→ **WRITTEN EXERCISE**
Please express the text lines in the rows below as a JSON list of strings, one string per line in the order given, with blank lines left out.

→ **DATA SUPPLIED**
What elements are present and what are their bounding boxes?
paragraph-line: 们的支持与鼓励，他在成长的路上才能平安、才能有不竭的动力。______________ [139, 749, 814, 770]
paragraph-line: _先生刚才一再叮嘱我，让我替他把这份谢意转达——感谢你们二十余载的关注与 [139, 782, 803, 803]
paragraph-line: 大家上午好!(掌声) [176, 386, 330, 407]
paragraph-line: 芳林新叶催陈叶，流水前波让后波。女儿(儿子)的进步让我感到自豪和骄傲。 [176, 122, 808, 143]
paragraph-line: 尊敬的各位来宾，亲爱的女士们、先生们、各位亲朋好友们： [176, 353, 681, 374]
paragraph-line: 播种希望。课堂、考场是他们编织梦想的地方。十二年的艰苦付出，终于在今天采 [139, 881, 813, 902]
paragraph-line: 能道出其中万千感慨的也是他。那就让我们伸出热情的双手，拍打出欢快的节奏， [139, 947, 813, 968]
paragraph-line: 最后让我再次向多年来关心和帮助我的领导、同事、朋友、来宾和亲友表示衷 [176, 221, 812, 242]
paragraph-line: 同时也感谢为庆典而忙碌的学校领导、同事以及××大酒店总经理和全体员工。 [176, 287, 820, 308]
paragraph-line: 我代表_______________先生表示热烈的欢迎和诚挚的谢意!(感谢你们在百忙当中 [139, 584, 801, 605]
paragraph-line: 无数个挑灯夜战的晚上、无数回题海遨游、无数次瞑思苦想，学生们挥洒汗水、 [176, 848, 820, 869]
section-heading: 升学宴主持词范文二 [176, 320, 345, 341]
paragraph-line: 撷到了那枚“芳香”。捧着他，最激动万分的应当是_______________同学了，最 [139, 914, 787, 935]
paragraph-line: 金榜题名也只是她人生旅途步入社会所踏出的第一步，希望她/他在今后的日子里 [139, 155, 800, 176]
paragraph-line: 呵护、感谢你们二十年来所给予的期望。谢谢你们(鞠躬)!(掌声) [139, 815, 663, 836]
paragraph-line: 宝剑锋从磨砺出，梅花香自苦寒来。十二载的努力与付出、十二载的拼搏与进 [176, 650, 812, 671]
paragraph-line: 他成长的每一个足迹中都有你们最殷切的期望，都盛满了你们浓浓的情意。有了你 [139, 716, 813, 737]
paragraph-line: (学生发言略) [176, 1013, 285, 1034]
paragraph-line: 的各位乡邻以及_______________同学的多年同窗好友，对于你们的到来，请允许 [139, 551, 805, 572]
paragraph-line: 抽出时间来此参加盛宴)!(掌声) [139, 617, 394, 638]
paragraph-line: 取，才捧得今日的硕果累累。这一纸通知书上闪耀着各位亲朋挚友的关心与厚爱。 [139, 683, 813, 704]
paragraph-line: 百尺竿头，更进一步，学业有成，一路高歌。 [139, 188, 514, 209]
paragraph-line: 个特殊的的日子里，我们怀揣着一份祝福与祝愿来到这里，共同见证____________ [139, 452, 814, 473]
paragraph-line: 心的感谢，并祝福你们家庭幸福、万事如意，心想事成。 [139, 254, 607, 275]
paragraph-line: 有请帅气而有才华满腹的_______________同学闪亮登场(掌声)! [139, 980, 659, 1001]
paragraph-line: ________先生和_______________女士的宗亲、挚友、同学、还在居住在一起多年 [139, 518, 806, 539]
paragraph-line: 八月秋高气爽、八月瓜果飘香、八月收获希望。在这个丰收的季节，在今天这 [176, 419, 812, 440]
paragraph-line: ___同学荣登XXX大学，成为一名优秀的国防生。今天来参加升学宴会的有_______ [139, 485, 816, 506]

→ **RESPONSE**
[
  "What elements are present and what are their bounding boxes?",
  "paragraph-line: 们的支持与鼓励，他在成长的路上才能平安、才能有不竭的动力。______________ [139, 749, 814, 770]",
  "paragraph-line: _先生刚才一再叮嘱我，让我替他把这份谢意转达——感谢你们二十余载的关注与 [139, 782, 803, 803]",
  "paragraph-line: 大家上午好!(掌声) [176, 386, 330, 407]",
  "paragraph-line: 芳林新叶催陈叶，流水前波让后波。女儿(儿子)的进步让我感到自豪和骄傲。 [176, 122, 808, 143]",
  "paragraph-line: 尊敬的各位来宾，亲爱的女士们、先生们、各位亲朋好友们： [176, 353, 681, 374]",
  "paragraph-line: 播种希望。课堂、考场是他们编织梦想的地方。十二年的艰苦付出，终于在今天采 [139, 881, 813, 902]",
  "paragraph-line: 能道出其中万千感慨的也是他。那就让我们伸出热情的双手，拍打出欢快的节奏， [139, 947, 813, 968]",
  "paragraph-line: 最后让我再次向多年来关心和帮助我的领导、同事、朋友、来宾和亲友表示衷 [176, 221, 812, 242]",
  "paragraph-line: 同时也感谢为庆典而忙碌的学校领导、同事以及××大酒店总经理和全体员工。 [176, 287, 820, 308]",
  "paragraph-line: 我代表_______________先生表示热烈的欢迎和诚挚的谢意!(感谢你们在百忙当中 [139, 584, 801, 605]",
  "paragraph-line: 无数个挑灯夜战的晚上、无数回题海遨游、无数次瞑思苦想，学生们挥洒汗水、 [176, 848, 820, 869]",
  "section-heading: 升学宴主持词范文二 [176, 320, 345, 341]",
  "paragraph-line: 撷到了那枚“芳香”。捧着他，最激动万分的应当是_______________同学了，最 [139, 914, 787, 935]",
  "paragraph-line: 金榜题名也只是她人生旅途步入社会所踏出的第一步，希望她/他在今后的日子里 [139, 155, 800, 176]",
  "paragraph-line: 呵护、感谢你们二十年来所给予的期望。谢谢你们(鞠躬)!(掌声) [139, 815, 663, 836]",
  "paragraph-line: 宝剑锋从磨砺出，梅花香自苦寒来。十二载的努力与付出、十二载的拼搏与进 [176, 650, 812, 671]",
  "paragraph-line: 他成长的每一个足迹中都有你们最殷切的期望，都盛满了你们浓浓的情意。有了你 [139, 716, 813, 737]",
  "paragraph-line: (学生发言略) [176, 1013, 285, 1034]",
  "paragraph-line: 的各位乡邻以及_______________同学的多年同窗好友，对于你们的到来，请允许 [139, 551, 805, 572]",
  "paragraph-line: 抽出时间来此参加盛宴)!(掌声) [139, 617, 394, 638]",
  "paragraph-line: 取，才捧得今日的硕果累累。这一纸通知书上闪耀着各位亲朋挚友的关心与厚爱。 [139, 683, 813, 704]",
  "paragraph-line: 百尺竿头，更进一步，学业有成，一路高歌。 [139, 188, 514, 209]",
  "paragraph-line: 个特殊的的日子里，我们怀揣着一份祝福与祝愿来到这里，共同见证____________ [139, 452, 814, 473]",
  "paragraph-line: 心的感谢，并祝福你们家庭幸福、万事如意，心想事成。 [139, 254, 607, 275]",
  "paragraph-line: 有请帅气而有才华满腹的_______________同学闪亮登场(掌声)! [139, 980, 659, 1001]",
  "paragraph-line: ________先生和_______________女士的宗亲、挚友、同学、还在居住在一起多年 [139, 518, 806, 539]",
  "paragraph-line: 八月秋高气爽、八月瓜果飘香、八月收获希望。在这个丰收的季节，在今天这 [176, 419, 812, 440]",
  "paragraph-line: ___同学荣登XXX大学，成为一名优秀的国防生。今天来参加升学宴会的有_______ [139, 485, 816, 506]"
]